- OBJECTIVE: Copy every line that holds "jinuj".

- DATA FOR THIS TASK:
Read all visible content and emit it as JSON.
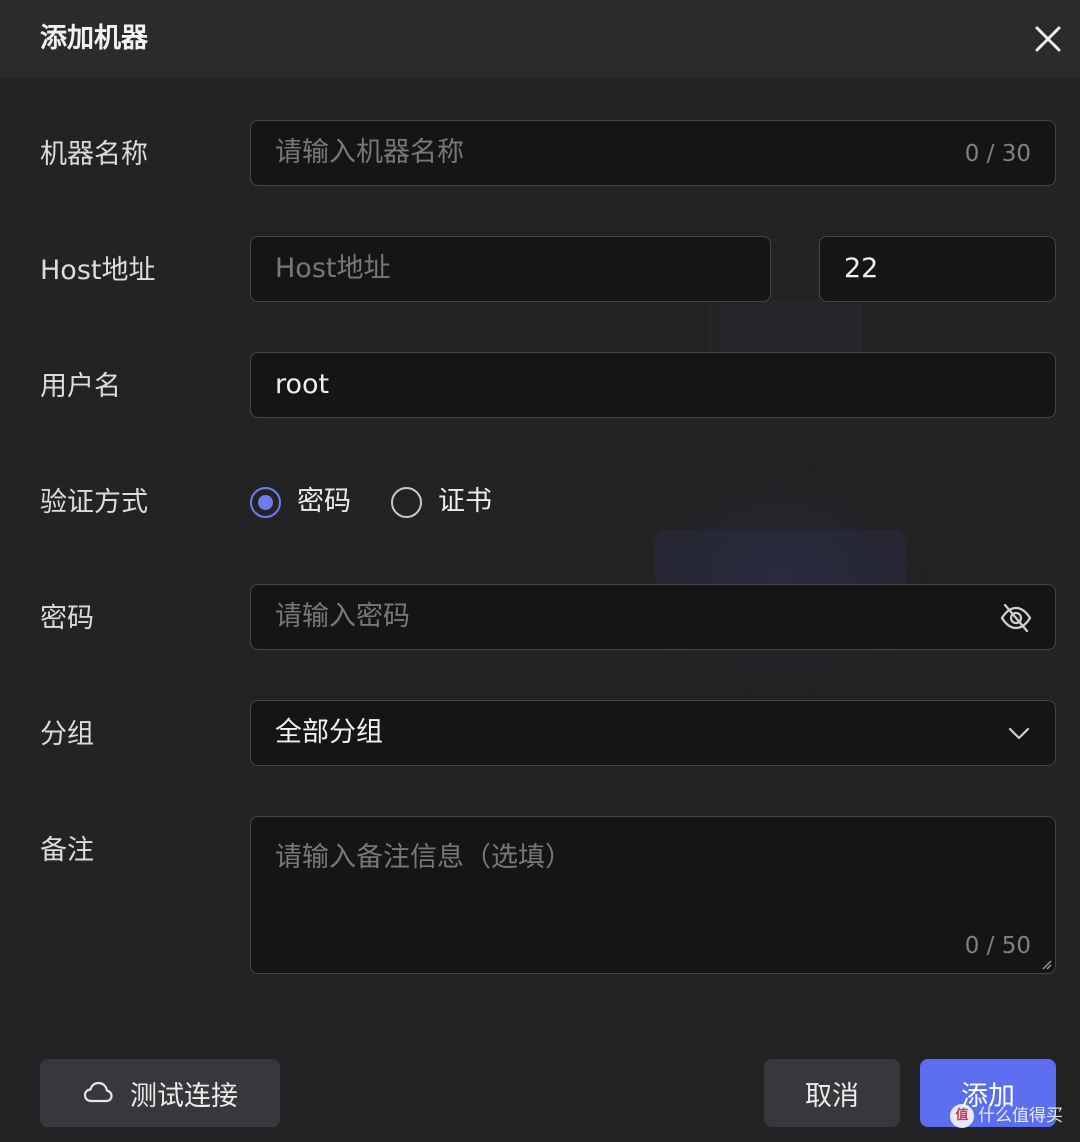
{
  "dialog": {
    "title": "添加机器",
    "close_icon": "close-icon"
  },
  "form": {
    "name": {
      "label": "机器名称",
      "placeholder": "请输入机器名称",
      "value": "",
      "counter": "0 / 30"
    },
    "host": {
      "label": "Host地址",
      "placeholder": "Host地址",
      "value": "",
      "port": "22"
    },
    "username": {
      "label": "用户名",
      "value": "root"
    },
    "auth": {
      "label": "验证方式",
      "options": [
        {
          "label": "密码",
          "checked": true
        },
        {
          "label": "证书",
          "checked": false
        }
      ]
    },
    "password": {
      "label": "密码",
      "placeholder": "请输入密码",
      "value": "",
      "toggle_icon": "eye-off-icon"
    },
    "group": {
      "label": "分组",
      "selected": "全部分组",
      "dropdown_icon": "chevron-down-icon"
    },
    "note": {
      "label": "备注",
      "placeholder": "请输入备注信息（选填）",
      "value": "",
      "counter": "0 / 50"
    }
  },
  "footer": {
    "test_label": "测试连接",
    "test_icon": "cloud-icon",
    "cancel_label": "取消",
    "add_label": "添加"
  },
  "colors": {
    "background": "#232325",
    "header": "#2b2b2e",
    "input_bg": "#151516",
    "border": "#45454a",
    "accent": "#5c6ef0",
    "radio_accent": "#6d7df0"
  },
  "watermark": {
    "text": "值 什么值得买",
    "icon": "zhi-icon"
  }
}
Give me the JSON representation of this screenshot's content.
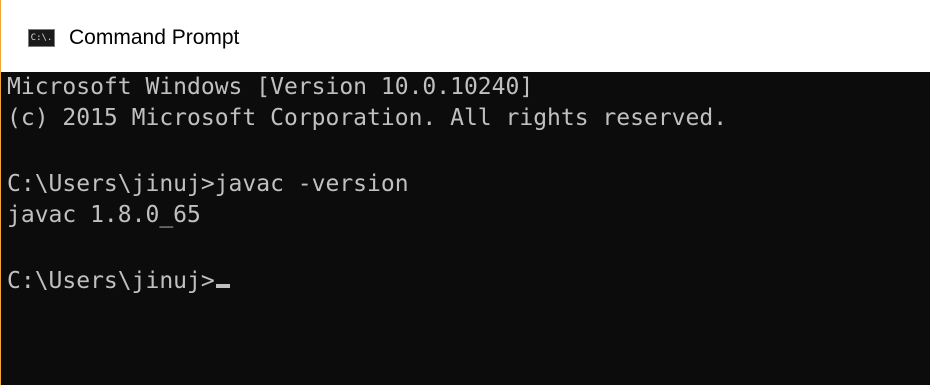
{
  "window": {
    "title": "Command Prompt",
    "icon_name": "cmd-icon",
    "icon_text": "C:\\.",
    "accent_color": "#f0a830",
    "console_background": "#0c0c0c",
    "console_text_color": "#c0c0c0"
  },
  "console": {
    "lines": [
      "Microsoft Windows [Version 10.0.10240]",
      "(c) 2015 Microsoft Corporation. All rights reserved.",
      "C:\\Users\\jinuj>javac -version",
      "javac 1.8.0_65",
      "C:\\Users\\jinuj>"
    ]
  }
}
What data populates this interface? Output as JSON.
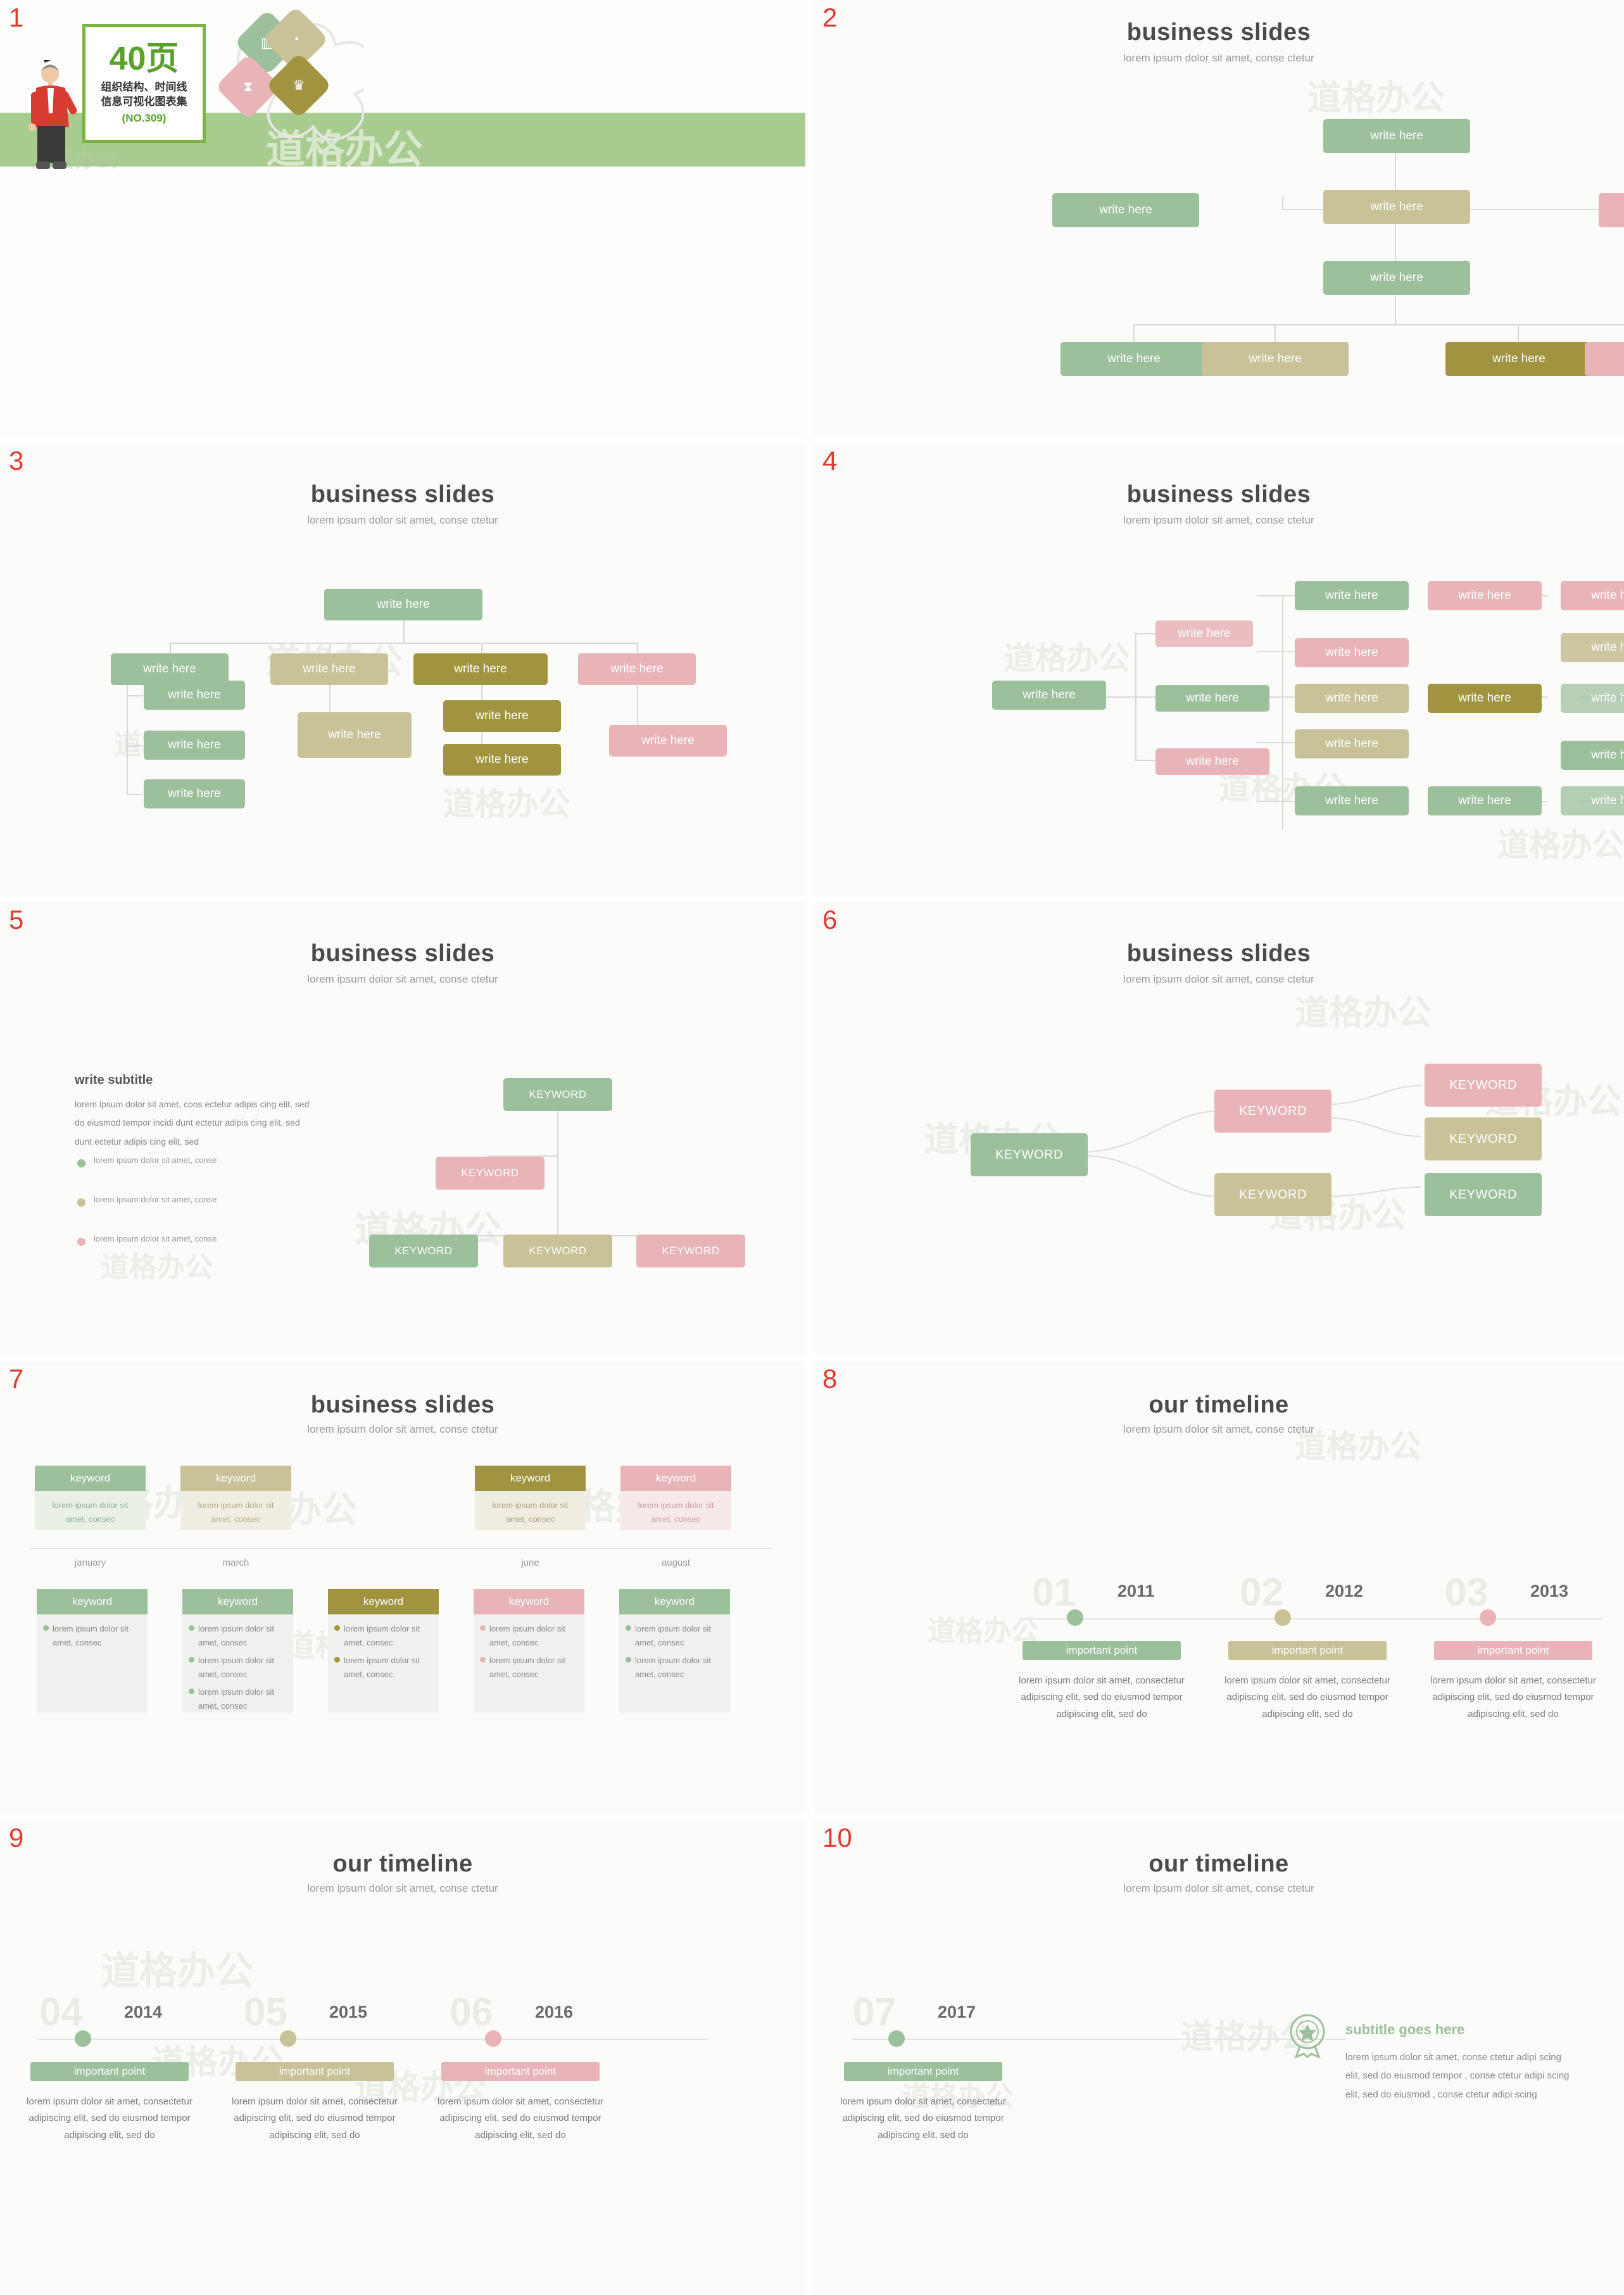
{
  "common": {
    "title": "business slides",
    "subtitle": "lorem ipsum dolor sit amet, conse ctetur",
    "timeline_title": "our timeline",
    "write_here": "write here",
    "keyword": "KEYWORD",
    "keyword_lc": "keyword",
    "important_point": "important point",
    "watermark": "道格办公",
    "colors": {
      "green": "#9cbf9c",
      "khaki": "#c9c198",
      "pink": "#e8b4b8",
      "dark_khaki": "#a09440",
      "red_number": "#e03a32",
      "band_green": "#a8cc8f"
    }
  },
  "slides": [
    {
      "number": "1",
      "cover": {
        "big_number": "40页",
        "line1": "组织结构、时间线",
        "line2": "信息可视化图表集",
        "code": "(NO.309)",
        "icons": [
          "chart-icon",
          "pie-icon",
          "hourglass-icon",
          "trophy-icon"
        ]
      }
    },
    {
      "number": "2",
      "title": "business slides",
      "subtitle": "lorem ipsum dolor sit amet, conse ctetur",
      "nodes": [
        {
          "label": "write here",
          "color": "green"
        },
        {
          "label": "write here",
          "color": "green"
        },
        {
          "label": "write here",
          "color": "khaki"
        },
        {
          "label": "write here",
          "color": "pink"
        },
        {
          "label": "write here",
          "color": "green"
        },
        {
          "label": "write here",
          "color": "green"
        },
        {
          "label": "write here",
          "color": "khaki"
        },
        {
          "label": "write here",
          "color": "dark"
        },
        {
          "label": "write here",
          "color": "pink"
        }
      ]
    },
    {
      "number": "3",
      "title": "business slides",
      "subtitle": "lorem ipsum dolor sit amet, conse ctetur",
      "nodes": [
        {
          "label": "write here",
          "color": "green"
        },
        {
          "label": "write here",
          "color": "green"
        },
        {
          "label": "write here",
          "color": "khaki"
        },
        {
          "label": "write here",
          "color": "dark"
        },
        {
          "label": "write here",
          "color": "pink"
        },
        {
          "label": "write here",
          "color": "green"
        },
        {
          "label": "write here",
          "color": "green"
        },
        {
          "label": "write here",
          "color": "green"
        },
        {
          "label": "write here",
          "color": "khaki"
        },
        {
          "label": "write here",
          "color": "dark"
        },
        {
          "label": "write here",
          "color": "dark"
        },
        {
          "label": "write here",
          "color": "pink"
        }
      ]
    },
    {
      "number": "4",
      "title": "business slides",
      "subtitle": "lorem ipsum dolor sit amet, conse ctetur",
      "nodes": [
        {
          "label": "write here",
          "color": "green"
        },
        {
          "label": "write here",
          "color": "pink"
        },
        {
          "label": "write here",
          "color": "green"
        },
        {
          "label": "write here",
          "color": "pink"
        },
        {
          "label": "write here",
          "color": "green"
        },
        {
          "label": "write here",
          "color": "pink"
        },
        {
          "label": "write here",
          "color": "pink"
        },
        {
          "label": "write here",
          "color": "dark"
        },
        {
          "label": "write here",
          "color": "khaki"
        },
        {
          "label": "write here",
          "color": "dark"
        },
        {
          "label": "write here",
          "color": "khaki"
        },
        {
          "label": "write here",
          "color": "green"
        },
        {
          "label": "write here",
          "color": "green"
        },
        {
          "label": "write here",
          "color": "khaki"
        },
        {
          "label": "write here",
          "color": "green"
        },
        {
          "label": "write here",
          "color": "green"
        },
        {
          "label": "write here",
          "color": "green"
        }
      ]
    },
    {
      "number": "5",
      "title": "business slides",
      "subtitle": "lorem ipsum dolor sit amet, conse ctetur",
      "side_title": "write subtitle",
      "side_body": "lorem ipsum dolor sit amet, cons ectetur adipis cing elit, sed do eiusmod tempor incidi dunt ectetur adipis cing elit, sed dunt ectetur adipis cing elit, sed",
      "legend": [
        {
          "text": "lorem ipsum dolor sit amet, conse",
          "color": "green"
        },
        {
          "text": "lorem ipsum dolor sit amet, conse",
          "color": "khaki"
        },
        {
          "text": "lorem ipsum dolor sit amet, conse",
          "color": "pink"
        }
      ],
      "nodes": [
        {
          "label": "KEYWORD",
          "color": "green"
        },
        {
          "label": "KEYWORD",
          "color": "pink"
        },
        {
          "label": "KEYWORD",
          "color": "green"
        },
        {
          "label": "KEYWORD",
          "color": "khaki"
        },
        {
          "label": "KEYWORD",
          "color": "pink"
        }
      ]
    },
    {
      "number": "6",
      "title": "business slides",
      "subtitle": "lorem ipsum dolor sit amet, conse ctetur",
      "nodes": [
        {
          "label": "KEYWORD",
          "color": "green"
        },
        {
          "label": "KEYWORD",
          "color": "pink"
        },
        {
          "label": "KEYWORD",
          "color": "khaki"
        },
        {
          "label": "KEYWORD",
          "color": "pink"
        },
        {
          "label": "KEYWORD",
          "color": "khaki"
        },
        {
          "label": "KEYWORD",
          "color": "green"
        }
      ]
    },
    {
      "number": "7",
      "title": "business slides",
      "subtitle": "lorem ipsum dolor sit amet, conse ctetur",
      "top_cards": [
        {
          "label": "keyword",
          "body": "lorem ipsum dolor sit amet, consec",
          "month": "january",
          "color": "green"
        },
        {
          "label": "keyword",
          "body": "lorem ipsum dolor sit amet, consec",
          "month": "march",
          "color": "khaki"
        },
        {
          "label": "keyword",
          "body": "lorem ipsum dolor sit amet, consec",
          "month": "june",
          "color": "dark"
        },
        {
          "label": "keyword",
          "body": "lorem ipsum dolor sit amet, consec",
          "month": "august",
          "color": "pink"
        }
      ],
      "bottom_cards": [
        {
          "label": "keyword",
          "color": "green",
          "items": [
            "lorem ipsum dolor sit amet, consec"
          ]
        },
        {
          "label": "keyword",
          "color": "green",
          "items": [
            "lorem ipsum dolor sit amet, consec",
            "lorem ipsum dolor sit amet, consec",
            "lorem ipsum dolor sit amet, consec"
          ]
        },
        {
          "label": "keyword",
          "color": "dark",
          "items": [
            "lorem ipsum dolor sit amet, consec",
            "lorem ipsum dolor sit amet, consec"
          ]
        },
        {
          "label": "keyword",
          "color": "pink",
          "items": [
            "lorem ipsum dolor sit amet, consec",
            "lorem ipsum dolor sit amet, consec"
          ]
        },
        {
          "label": "keyword",
          "color": "green",
          "items": [
            "lorem ipsum dolor sit amet, consec",
            "lorem ipsum dolor sit amet, consec"
          ]
        }
      ]
    },
    {
      "number": "8",
      "title": "our timeline",
      "subtitle": "lorem ipsum dolor sit amet, conse ctetur",
      "items": [
        {
          "index": "01",
          "year": "2011",
          "label": "important point",
          "body": "lorem ipsum dolor sit amet, consectetur adipiscing elit, sed do eiusmod tempor adipiscing elit, sed do",
          "color": "green"
        },
        {
          "index": "02",
          "year": "2012",
          "label": "important point",
          "body": "lorem ipsum dolor sit amet, consectetur adipiscing elit, sed do eiusmod tempor adipiscing elit, sed do",
          "color": "khaki"
        },
        {
          "index": "03",
          "year": "2013",
          "label": "important point",
          "body": "lorem ipsum dolor sit amet, consectetur adipiscing elit, sed do eiusmod tempor adipiscing elit, sed do",
          "color": "pink"
        }
      ]
    },
    {
      "number": "9",
      "title": "our timeline",
      "subtitle": "lorem ipsum dolor sit amet, conse ctetur",
      "items": [
        {
          "index": "04",
          "year": "2014",
          "label": "important point",
          "body": "lorem ipsum dolor sit amet, consectetur adipiscing elit, sed do eiusmod tempor adipiscing elit, sed do",
          "color": "green"
        },
        {
          "index": "05",
          "year": "2015",
          "label": "important point",
          "body": "lorem ipsum dolor sit amet, consectetur adipiscing elit, sed do eiusmod tempor adipiscing elit, sed do",
          "color": "khaki"
        },
        {
          "index": "06",
          "year": "2016",
          "label": "important point",
          "body": "lorem ipsum dolor sit amet, consectetur adipiscing elit, sed do eiusmod tempor adipiscing elit, sed do",
          "color": "pink"
        }
      ]
    },
    {
      "number": "10",
      "title": "our timeline",
      "subtitle": "lorem ipsum dolor sit amet, conse ctetur",
      "items": [
        {
          "index": "07",
          "year": "2017",
          "label": "important point",
          "body": "lorem ipsum dolor sit amet, consectetur adipiscing elit, sed do eiusmod tempor adipiscing elit, sed do",
          "color": "green"
        }
      ],
      "side_title": "subtitle goes here",
      "side_body": "lorem ipsum dolor sit amet, conse ctetur adipi scing elit, sed do eiusmod tempor , conse ctetur adipi scing elit, sed do eiusmod , conse ctetur adipi scing",
      "badge_icon": "medal-icon"
    }
  ]
}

- RESULT OF THE TASK:
      "C:\\Users\\jinuj>javac -version",
      "C:\\Users\\jinuj>"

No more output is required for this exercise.